**Problem details**:
Every entry must be duplicated precisely as written.

**Listed entries**:
********************

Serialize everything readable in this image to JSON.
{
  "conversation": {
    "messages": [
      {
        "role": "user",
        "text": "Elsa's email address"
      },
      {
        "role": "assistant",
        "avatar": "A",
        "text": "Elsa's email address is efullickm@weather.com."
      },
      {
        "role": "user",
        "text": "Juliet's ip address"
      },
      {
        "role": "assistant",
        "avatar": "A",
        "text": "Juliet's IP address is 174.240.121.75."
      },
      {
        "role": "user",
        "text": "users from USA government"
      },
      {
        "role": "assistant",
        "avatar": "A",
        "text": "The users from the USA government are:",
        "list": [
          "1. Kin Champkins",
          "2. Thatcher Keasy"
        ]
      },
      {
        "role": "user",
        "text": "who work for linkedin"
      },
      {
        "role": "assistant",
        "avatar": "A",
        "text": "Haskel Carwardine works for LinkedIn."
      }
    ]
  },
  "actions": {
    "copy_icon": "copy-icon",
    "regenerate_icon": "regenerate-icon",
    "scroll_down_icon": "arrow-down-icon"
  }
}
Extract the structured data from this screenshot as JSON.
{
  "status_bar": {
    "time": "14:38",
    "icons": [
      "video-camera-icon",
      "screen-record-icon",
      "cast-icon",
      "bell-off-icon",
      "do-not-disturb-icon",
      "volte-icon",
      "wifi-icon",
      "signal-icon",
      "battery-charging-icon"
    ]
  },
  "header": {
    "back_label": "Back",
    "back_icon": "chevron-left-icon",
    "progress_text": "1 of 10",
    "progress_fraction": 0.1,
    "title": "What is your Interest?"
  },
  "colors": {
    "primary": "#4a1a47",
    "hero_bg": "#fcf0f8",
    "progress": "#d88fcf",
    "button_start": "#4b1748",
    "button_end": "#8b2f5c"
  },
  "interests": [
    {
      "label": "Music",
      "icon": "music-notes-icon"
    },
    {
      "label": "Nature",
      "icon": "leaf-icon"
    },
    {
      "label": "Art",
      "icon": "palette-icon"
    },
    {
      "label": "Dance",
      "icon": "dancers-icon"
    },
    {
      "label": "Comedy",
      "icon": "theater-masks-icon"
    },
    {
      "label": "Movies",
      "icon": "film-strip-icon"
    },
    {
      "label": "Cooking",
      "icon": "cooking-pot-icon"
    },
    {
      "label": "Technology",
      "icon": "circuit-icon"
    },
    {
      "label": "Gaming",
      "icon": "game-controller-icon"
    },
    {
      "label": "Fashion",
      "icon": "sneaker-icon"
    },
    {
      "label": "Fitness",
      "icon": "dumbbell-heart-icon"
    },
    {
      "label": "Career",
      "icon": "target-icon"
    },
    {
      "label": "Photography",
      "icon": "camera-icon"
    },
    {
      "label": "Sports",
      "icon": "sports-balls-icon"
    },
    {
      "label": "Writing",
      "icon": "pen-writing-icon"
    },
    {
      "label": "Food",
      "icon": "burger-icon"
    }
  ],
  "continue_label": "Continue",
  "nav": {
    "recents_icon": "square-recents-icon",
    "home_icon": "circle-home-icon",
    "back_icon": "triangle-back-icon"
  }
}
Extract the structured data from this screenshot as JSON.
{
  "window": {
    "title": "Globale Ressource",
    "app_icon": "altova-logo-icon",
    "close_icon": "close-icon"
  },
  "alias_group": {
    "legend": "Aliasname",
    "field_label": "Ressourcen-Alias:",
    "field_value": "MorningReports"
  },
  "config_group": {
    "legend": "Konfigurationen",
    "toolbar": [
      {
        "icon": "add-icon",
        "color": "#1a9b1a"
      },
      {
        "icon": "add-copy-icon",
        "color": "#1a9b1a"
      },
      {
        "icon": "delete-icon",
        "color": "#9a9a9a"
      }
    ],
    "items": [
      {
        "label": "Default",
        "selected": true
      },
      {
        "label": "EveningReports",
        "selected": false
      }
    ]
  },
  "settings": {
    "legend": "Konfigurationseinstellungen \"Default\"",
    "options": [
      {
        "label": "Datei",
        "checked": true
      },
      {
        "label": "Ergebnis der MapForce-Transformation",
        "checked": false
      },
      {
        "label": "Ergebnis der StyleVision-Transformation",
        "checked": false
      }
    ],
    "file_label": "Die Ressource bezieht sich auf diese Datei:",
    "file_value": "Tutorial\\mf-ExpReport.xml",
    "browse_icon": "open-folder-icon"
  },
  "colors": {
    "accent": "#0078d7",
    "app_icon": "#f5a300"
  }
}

********************

**Task result**:
Serialize everything readable in this image to JSON.
{
  "conversation": {
    "messages": [
      {
        "role": "user",
        "text": "Elsa's email address"
      },
      {
        "role": "assistant",
        "avatar": "A",
        "text": "Elsa's email address is efullickm@weather.com."
      },
      {
        "role": "user",
        "text": "Juliet's ip address"
      },
      {
        "role": "assistant",
        "avatar": "A",
        "text": "Juliet's IP address is 174.240.121.75."
      },
      {
        "role": "user",
        "text": "users from USA government"
      },
      {
        "role": "assistant",
        "avatar": "A",
        "text": "The users from the USA government are:",
        "list": [
          "1. Kin Champkins",
          "2. Thatcher Keasy"
        ]
      },
      {
        "role": "user",
        "text": "who work for linkedin"
      },
      {
        "role": "assistant",
        "avatar": "A",
        "text": "Haskel Carwardine works for LinkedIn."
      }
    ]
  },
  "actions": {
    "copy_icon": "copy-icon",
    "regenerate_icon": "regenerate-icon",
    "scroll_down_icon": "arrow-down-icon"
  }
}
Extract the structured data from this screenshot as JSON.
{
  "status_bar": {
    "time": "14:38",
    "icons": [
      "video-camera-icon",
      "screen-record-icon",
      "cast-icon",
      "bell-off-icon",
      "do-not-disturb-icon",
      "volte-icon",
      "wifi-icon",
      "signal-icon",
      "battery-charging-icon"
    ]
  },
  "header": {
    "back_label": "Back",
    "back_icon": "chevron-left-icon",
    "progress_text": "1 of 10",
    "progress_fraction": 0.1,
    "title": "What is your Interest?"
  },
  "colors": {
    "primary": "#4a1a47",
    "hero_bg": "#fcf0f8",
    "progress": "#d88fcf",
    "button_start": "#4b1748",
    "button_end": "#8b2f5c"
  },
  "interests": [
    {
      "label": "Music",
      "icon": "music-notes-icon"
    },
    {
      "label": "Nature",
      "icon": "leaf-icon"
    },
    {
      "label": "Art",
      "icon": "palette-icon"
    },
    {
      "label": "Dance",
      "icon": "dancers-icon"
    },
    {
      "label": "Comedy",
      "icon": "theater-masks-icon"
    },
    {
      "label": "Movies",
      "icon": "film-strip-icon"
    },
    {
      "label": "Cooking",
      "icon": "cooking-pot-icon"
    },
    {
      "label": "Technology",
      "icon": "circuit-icon"
    },
    {
      "label": "Gaming",
      "icon": "game-controller-icon"
    },
    {
      "label": "Fashion",
      "icon": "sneaker-icon"
    },
    {
      "label": "Fitness",
      "icon": "dumbbell-heart-icon"
    },
    {
      "label": "Career",
      "icon": "target-icon"
    },
    {
      "label": "Photography",
      "icon": "camera-icon"
    },
    {
      "label": "Sports",
      "icon": "sports-balls-icon"
    },
    {
      "label": "Writing",
      "icon": "pen-writing-icon"
    },
    {
      "label": "Food",
      "icon": "burger-icon"
    }
  ],
  "continue_label": "Continue",
  "nav": {
    "recents_icon": "square-recents-icon",
    "home_icon": "circle-home-icon",
    "back_icon": "triangle-back-icon"
  }
}
Extract the structured data from this screenshot as JSON.
{
  "window": {
    "title": "Globale Ressource",
    "app_icon": "altova-logo-icon",
    "close_icon": "close-icon"
  },
  "alias_group": {
    "legend": "Aliasname",
    "field_label": "Ressourcen-Alias:",
    "field_value": "MorningReports"
  },
  "config_group": {
    "legend": "Konfigurationen",
    "toolbar": [
      {
        "icon": "add-icon",
        "color": "#1a9b1a"
      },
      {
        "icon": "add-copy-icon",
        "color": "#1a9b1a"
      },
      {
        "icon": "delete-icon",
        "color": "#9a9a9a"
      }
    ],
    "items": [
      {
        "label": "Default",
        "selected": true
      },
      {
        "label": "EveningReports",
        "selected": false
      }
    ]
  },
  "settings": {
    "legend": "Konfigurationseinstellungen \"Default\"",
    "options": [
      {
        "label": "Datei",
        "checked": true
      },
      {
        "label": "Ergebnis der MapForce-Transformation",
        "checked": false
      },
      {
        "label": "Ergebnis der StyleVision-Transformation",
        "checked": false
      }
    ],
    "file_label": "Die Ressource bezieht sich auf diese Datei:",
    "file_value": "Tutorial\\mf-ExpReport.xml",
    "browse_icon": "open-folder-icon"
  },
  "colors": {
    "accent": "#0078d7",
    "app_icon": "#f5a300"
  }
}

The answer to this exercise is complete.